* REQUIRED WORK *
Wherever a line holds the string "researchers", copy that line.

# Start of EXERCISE MATERIAL

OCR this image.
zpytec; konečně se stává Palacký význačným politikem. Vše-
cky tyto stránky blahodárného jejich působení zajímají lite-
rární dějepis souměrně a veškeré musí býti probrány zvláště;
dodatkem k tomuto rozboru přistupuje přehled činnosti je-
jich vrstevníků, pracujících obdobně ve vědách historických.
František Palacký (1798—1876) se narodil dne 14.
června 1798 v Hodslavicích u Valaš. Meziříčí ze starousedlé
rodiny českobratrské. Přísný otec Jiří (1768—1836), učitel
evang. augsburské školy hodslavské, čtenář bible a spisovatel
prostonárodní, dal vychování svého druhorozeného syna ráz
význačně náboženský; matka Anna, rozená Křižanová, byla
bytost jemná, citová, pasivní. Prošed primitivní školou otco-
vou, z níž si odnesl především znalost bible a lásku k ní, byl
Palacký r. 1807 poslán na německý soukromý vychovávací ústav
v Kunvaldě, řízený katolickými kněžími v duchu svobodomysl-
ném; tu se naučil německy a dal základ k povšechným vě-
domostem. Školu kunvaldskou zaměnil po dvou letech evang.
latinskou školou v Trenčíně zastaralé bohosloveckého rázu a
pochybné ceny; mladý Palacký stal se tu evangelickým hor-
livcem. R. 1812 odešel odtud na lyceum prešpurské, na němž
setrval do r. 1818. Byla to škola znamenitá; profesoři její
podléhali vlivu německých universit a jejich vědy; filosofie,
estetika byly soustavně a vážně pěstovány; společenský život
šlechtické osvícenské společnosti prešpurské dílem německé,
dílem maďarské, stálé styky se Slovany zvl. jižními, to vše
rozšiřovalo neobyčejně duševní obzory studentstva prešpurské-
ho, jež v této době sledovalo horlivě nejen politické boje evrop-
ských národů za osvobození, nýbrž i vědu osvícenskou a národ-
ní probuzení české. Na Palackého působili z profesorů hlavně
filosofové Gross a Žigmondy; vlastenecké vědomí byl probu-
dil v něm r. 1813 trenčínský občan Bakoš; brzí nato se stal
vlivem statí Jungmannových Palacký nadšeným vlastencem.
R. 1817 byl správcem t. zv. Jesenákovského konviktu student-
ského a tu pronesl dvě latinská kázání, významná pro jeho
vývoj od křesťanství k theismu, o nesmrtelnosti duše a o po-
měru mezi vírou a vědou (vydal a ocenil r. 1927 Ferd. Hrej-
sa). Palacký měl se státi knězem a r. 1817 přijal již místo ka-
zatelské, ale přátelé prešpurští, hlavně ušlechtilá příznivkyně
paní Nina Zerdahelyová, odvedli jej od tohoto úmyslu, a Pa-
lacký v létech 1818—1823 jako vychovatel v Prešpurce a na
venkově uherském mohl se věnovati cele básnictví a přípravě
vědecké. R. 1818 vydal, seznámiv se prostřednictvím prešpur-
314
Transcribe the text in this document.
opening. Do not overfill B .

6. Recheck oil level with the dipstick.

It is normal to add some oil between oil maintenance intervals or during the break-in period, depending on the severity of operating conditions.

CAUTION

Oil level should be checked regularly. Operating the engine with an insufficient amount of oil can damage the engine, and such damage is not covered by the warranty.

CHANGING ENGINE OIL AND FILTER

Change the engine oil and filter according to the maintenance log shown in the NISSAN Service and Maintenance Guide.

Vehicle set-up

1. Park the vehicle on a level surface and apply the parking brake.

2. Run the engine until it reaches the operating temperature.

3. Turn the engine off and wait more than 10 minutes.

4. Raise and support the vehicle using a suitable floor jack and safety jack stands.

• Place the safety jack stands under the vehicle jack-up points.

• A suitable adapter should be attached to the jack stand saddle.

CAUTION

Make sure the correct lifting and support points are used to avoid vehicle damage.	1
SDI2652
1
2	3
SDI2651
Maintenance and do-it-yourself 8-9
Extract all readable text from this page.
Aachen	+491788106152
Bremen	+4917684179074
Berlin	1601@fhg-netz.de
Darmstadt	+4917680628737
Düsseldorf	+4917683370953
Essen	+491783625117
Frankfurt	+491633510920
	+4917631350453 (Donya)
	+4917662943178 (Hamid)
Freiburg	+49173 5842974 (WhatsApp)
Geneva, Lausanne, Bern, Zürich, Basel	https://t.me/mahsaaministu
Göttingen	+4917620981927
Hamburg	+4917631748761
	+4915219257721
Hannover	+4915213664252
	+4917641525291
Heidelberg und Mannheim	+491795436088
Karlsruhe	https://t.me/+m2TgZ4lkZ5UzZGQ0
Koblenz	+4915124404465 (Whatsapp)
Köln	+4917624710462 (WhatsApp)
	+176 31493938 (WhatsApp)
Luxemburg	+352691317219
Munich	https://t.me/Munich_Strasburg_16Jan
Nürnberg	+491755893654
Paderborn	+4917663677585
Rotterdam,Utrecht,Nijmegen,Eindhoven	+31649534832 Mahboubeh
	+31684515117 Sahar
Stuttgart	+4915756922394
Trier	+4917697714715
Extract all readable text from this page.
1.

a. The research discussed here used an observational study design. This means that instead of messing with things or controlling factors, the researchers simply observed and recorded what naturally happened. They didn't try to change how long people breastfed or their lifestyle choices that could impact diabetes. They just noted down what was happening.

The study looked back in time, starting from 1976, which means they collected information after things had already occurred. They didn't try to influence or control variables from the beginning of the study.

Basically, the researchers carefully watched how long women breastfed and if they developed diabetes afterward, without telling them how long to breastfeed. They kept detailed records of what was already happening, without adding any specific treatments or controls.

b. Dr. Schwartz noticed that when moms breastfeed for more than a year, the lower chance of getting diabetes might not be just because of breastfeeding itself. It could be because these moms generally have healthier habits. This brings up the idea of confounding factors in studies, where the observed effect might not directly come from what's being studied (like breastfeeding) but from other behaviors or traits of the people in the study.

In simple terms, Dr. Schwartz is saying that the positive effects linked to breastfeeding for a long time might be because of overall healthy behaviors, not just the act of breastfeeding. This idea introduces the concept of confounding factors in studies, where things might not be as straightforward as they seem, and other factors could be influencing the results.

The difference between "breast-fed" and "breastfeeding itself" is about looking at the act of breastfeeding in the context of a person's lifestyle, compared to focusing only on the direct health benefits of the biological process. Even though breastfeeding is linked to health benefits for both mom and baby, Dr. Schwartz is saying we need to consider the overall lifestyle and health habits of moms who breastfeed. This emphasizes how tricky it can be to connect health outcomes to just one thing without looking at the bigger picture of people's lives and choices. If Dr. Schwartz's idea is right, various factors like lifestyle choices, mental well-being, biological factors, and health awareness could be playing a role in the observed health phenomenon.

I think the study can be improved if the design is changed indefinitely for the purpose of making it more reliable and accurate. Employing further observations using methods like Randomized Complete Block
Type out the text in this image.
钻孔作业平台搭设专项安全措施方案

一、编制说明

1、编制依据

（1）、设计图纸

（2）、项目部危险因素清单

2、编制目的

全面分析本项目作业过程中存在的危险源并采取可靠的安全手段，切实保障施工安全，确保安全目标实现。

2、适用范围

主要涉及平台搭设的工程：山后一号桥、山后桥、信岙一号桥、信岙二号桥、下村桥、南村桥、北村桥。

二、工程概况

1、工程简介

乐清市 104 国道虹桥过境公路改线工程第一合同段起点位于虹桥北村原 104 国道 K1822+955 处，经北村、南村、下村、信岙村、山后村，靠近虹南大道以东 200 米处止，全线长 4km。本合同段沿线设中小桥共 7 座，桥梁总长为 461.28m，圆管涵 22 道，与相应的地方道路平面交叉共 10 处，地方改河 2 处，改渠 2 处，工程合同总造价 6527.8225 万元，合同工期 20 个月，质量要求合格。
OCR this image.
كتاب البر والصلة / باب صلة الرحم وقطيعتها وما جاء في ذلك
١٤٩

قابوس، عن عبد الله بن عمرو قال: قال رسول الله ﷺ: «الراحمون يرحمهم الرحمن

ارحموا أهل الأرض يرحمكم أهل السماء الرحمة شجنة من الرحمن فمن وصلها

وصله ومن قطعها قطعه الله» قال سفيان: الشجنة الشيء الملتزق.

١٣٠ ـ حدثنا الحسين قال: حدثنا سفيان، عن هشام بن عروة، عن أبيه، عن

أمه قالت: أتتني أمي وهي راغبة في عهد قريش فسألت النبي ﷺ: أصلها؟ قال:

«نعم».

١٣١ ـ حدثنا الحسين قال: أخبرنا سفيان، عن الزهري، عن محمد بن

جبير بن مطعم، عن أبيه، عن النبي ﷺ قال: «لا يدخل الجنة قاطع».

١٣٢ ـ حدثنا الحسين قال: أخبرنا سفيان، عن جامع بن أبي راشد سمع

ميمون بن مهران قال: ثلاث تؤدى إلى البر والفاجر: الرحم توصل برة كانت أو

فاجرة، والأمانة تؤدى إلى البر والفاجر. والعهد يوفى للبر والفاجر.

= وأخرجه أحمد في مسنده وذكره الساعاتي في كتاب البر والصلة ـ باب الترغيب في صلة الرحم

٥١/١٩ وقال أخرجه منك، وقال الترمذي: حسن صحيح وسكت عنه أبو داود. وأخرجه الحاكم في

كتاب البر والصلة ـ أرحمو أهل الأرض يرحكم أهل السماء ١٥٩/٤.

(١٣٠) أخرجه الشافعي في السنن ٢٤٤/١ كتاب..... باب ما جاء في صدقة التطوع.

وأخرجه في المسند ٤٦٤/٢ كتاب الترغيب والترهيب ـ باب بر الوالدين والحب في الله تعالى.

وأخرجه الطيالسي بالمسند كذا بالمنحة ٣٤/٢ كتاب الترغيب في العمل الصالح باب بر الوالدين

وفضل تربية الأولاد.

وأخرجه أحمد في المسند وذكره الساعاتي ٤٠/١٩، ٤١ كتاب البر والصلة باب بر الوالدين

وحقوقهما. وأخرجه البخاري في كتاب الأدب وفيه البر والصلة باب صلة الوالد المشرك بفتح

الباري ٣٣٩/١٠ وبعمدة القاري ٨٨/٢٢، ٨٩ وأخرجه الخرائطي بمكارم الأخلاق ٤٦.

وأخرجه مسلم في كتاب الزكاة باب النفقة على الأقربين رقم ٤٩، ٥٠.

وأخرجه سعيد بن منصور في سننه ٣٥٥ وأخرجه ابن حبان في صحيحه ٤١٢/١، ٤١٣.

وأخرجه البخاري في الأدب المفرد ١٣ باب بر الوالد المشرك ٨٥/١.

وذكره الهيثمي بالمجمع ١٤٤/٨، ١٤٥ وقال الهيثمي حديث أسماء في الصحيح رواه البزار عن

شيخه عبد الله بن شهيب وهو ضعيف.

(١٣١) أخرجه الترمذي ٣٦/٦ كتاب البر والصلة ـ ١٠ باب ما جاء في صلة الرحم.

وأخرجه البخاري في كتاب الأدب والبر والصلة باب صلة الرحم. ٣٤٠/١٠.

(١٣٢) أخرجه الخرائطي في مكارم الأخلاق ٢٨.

# End of EXERCISE MATERIAL

* ANSWER *
a. The research discussed here used an observational study design. This means that instead of messing with things or controlling factors, the researchers simply observed and recorded what naturally happened. They didn't try to change how long people breastfed or their lifestyle choices that could impact diabetes. They just noted down what was happening.
Basically, the researchers carefully watched how long women breastfed and if they developed diabetes afterward, without telling them how long to breastfeed. They kept detailed records of what was already happening, without adding any specific treatments or controls.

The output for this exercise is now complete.